* [Work to do] Can you output the material exactly as written, minus any pictures it holds?
▼
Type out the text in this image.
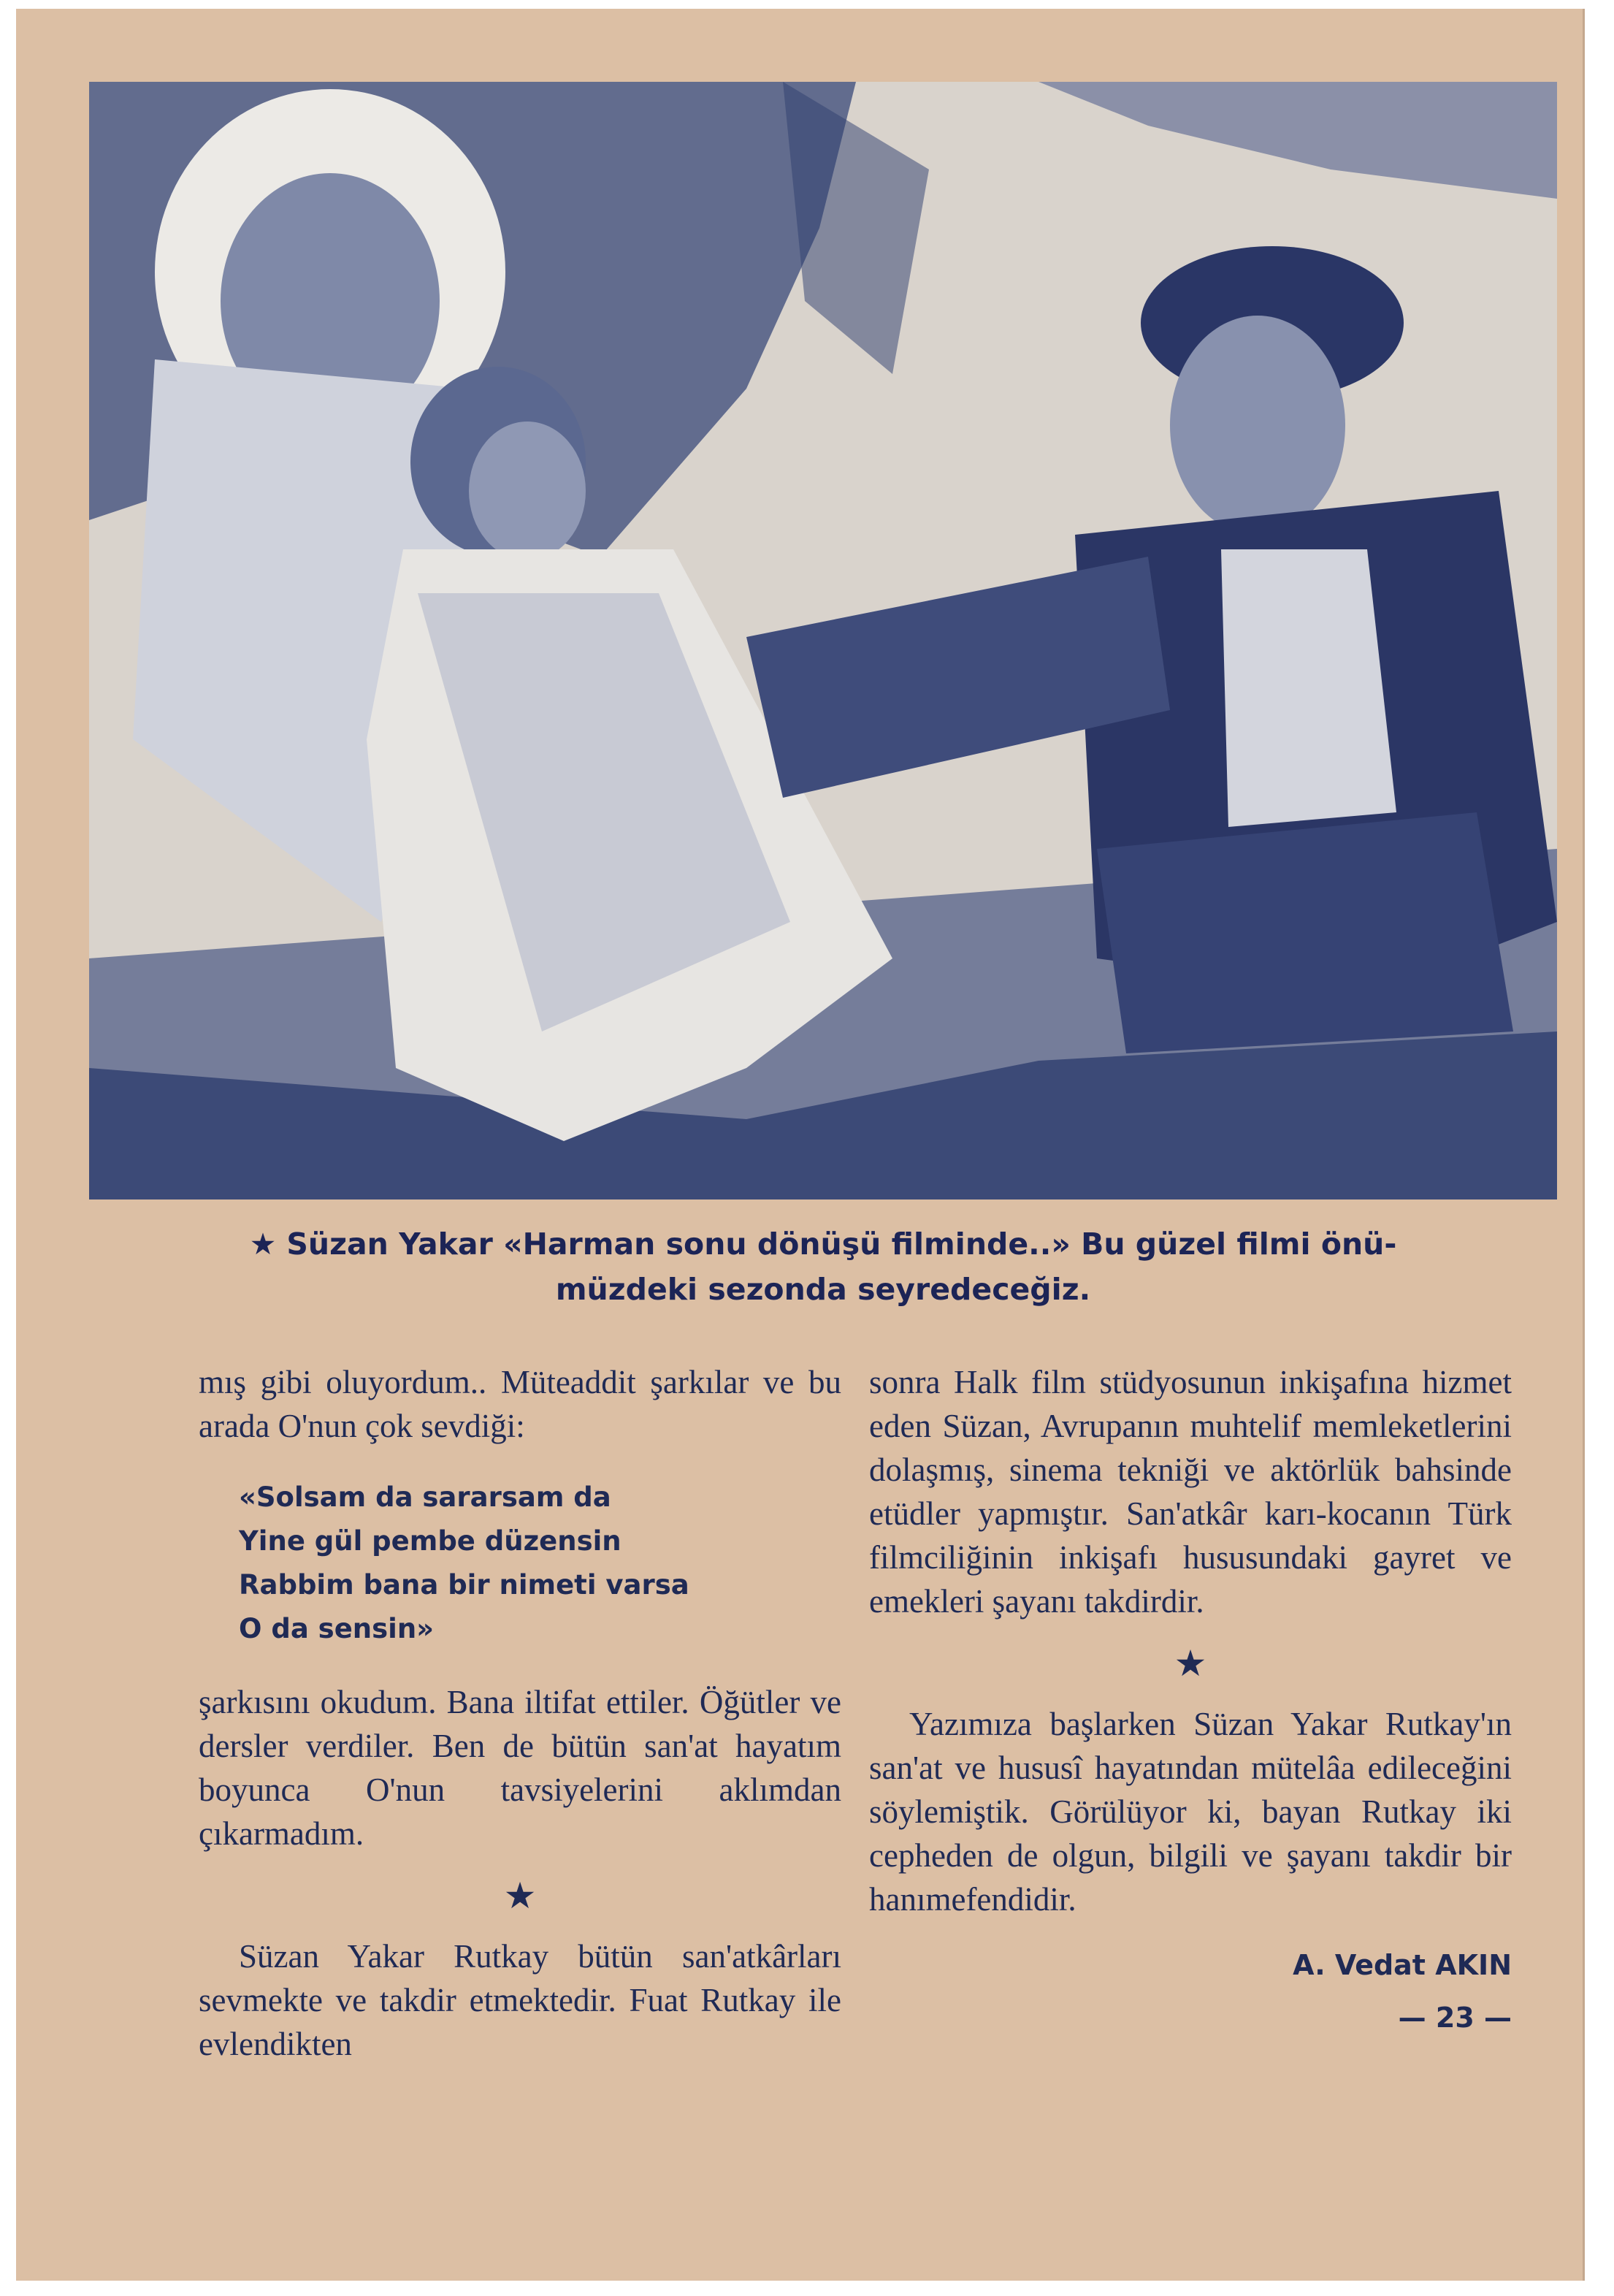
★ Süzan Yakar «Harman sonu dönüşü filminde..» Bu güzel filmi önü-
müzdeki sezonda seyredeceğiz.

mış gibi oluyordum.. Müteaddit şarkılar ve bu arada O'nun çok sevdiği:

«Solsam da sararsam da
Yine gül pembe düzensin
Rabbim bana bir nimeti varsa
O da sensin»

şarkısını okudum. Bana iltifat ettiler. Öğütler ve dersler verdiler. Ben de bütün san'at hayatım boyunca O'nun tavsiyelerini aklımdan çıkarmadım.

★

Süzan Yakar Rutkay bütün san'atkârları sevmekte ve takdir etmektedir. Fuat Rutkay ile evlendikten

sonra Halk film stüdyosunun inkişafına hizmet eden Süzan, Avrupanın muhtelif memleketlerini dolaşmış, sinema tekniği ve aktörlük bahsinde etüdler yapmıştır. San'atkâr karı-kocanın Türk filmciliğinin inkişafı hususundaki gayret ve emekleri şayanı takdirdir.

★

Yazımıza başlarken Süzan Yakar Rutkay'ın san'at ve hususî hayatından mütelâa edileceğini söylemiştik. Görülüyor ki, bayan Rutkay iki cepheden de olgun, bilgili ve şayanı takdir bir hanımefendidir.

A. Vedat AKIN
— 23 —
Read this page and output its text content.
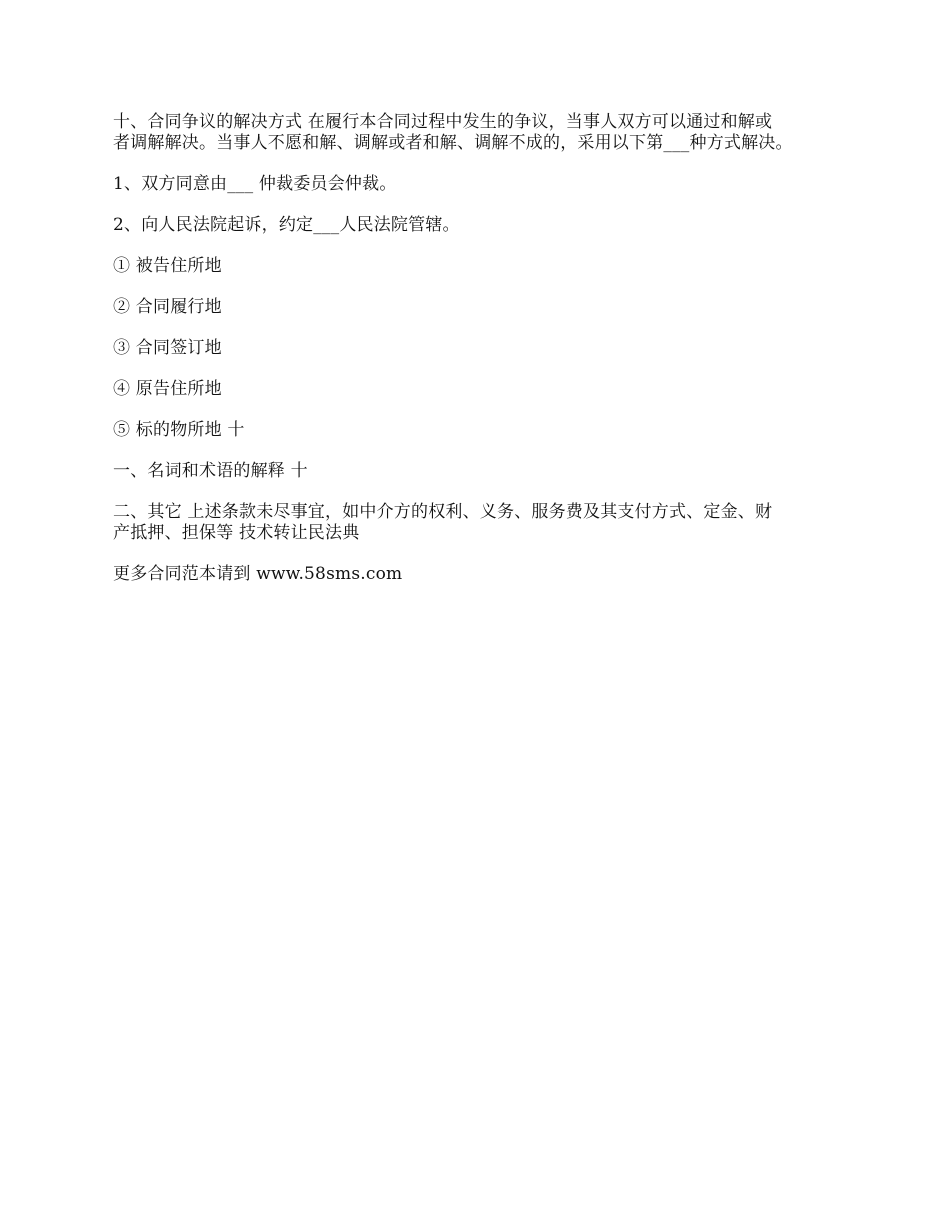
十、合同争议的解决方式 在履行本合同过程中发生的争议，当事人双方可以通过和解或
者调解解决。当事人不愿和解、调解或者和解、调解不成的，采用以下第___种方式解决。

1、双方同意由___ 仲裁委员会仲裁。

2、向人民法院起诉，约定___人民法院管辖。

① 被告住所地

② 合同履行地

③ 合同签订地

④ 原告住所地

⑤ 标的物所地 十

一、名词和术语的解释 十

二、其它 上述条款未尽事宜，如中介方的权利、义务、服务费及其支付方式、定金、财
产抵押、担保等 技术转让民法典

更多合同范本请到 www.58sms.com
▲
* [Reply to the exercise]
Type out the text in this image.
★ Süzan Yakar «Harman sonu dönüşü filminde..» Bu güzel filmi önü-
müzdeki sezonda seyredeceğiz.

mış gibi oluyordum.. Müteaddit şarkılar ve bu arada O'nun çok sevdiği:

«Solsam da sararsam da
Yine gül pembe düzensin
Rabbim bana bir nimeti varsa
O da sensin»

şarkısını okudum. Bana iltifat ettiler. Öğütler ve dersler verdiler. Ben de bütün san'at hayatım boyunca O'nun tavsiyelerini aklımdan çıkarmadım.

★

Süzan Yakar Rutkay bütün san'atkârları sevmekte ve takdir etmektedir. Fuat Rutkay ile evlendikten

sonra Halk film stüdyosunun inkişafına hizmet eden Süzan, Avrupanın muhtelif memleketlerini dolaşmış, sinema tekniği ve aktörlük bahsinde etüdler yapmıştır. San'atkâr karı-kocanın Türk filmciliğinin inkişafı hususundaki gayret ve emekleri şayanı takdirdir.

★

Yazımıza başlarken Süzan Yakar Rutkay'ın san'at ve hususî hayatından mütelâa edileceğini söylemiştik. Görülüyor ki, bayan Rutkay iki cepheden de olgun, bilgili ve şayanı takdir bir hanımefendidir.

A. Vedat AKIN
— 23 —
Read this page and output its text content.
十、合同争议的解决方式 在履行本合同过程中发生的争议，当事人双方可以通过和解或
者调解解决。当事人不愿和解、调解或者和解、调解不成的，采用以下第___种方式解决。

1、双方同意由___ 仲裁委员会仲裁。

2、向人民法院起诉，约定___人民法院管辖。

① 被告住所地

② 合同履行地

③ 合同签订地

④ 原告住所地

⑤ 标的物所地 十

一、名词和术语的解释 十

二、其它 上述条款未尽事宜，如中介方的权利、义务、服务费及其支付方式、定金、财
产抵押、担保等 技术转让民法典

更多合同范本请到 www.58sms.com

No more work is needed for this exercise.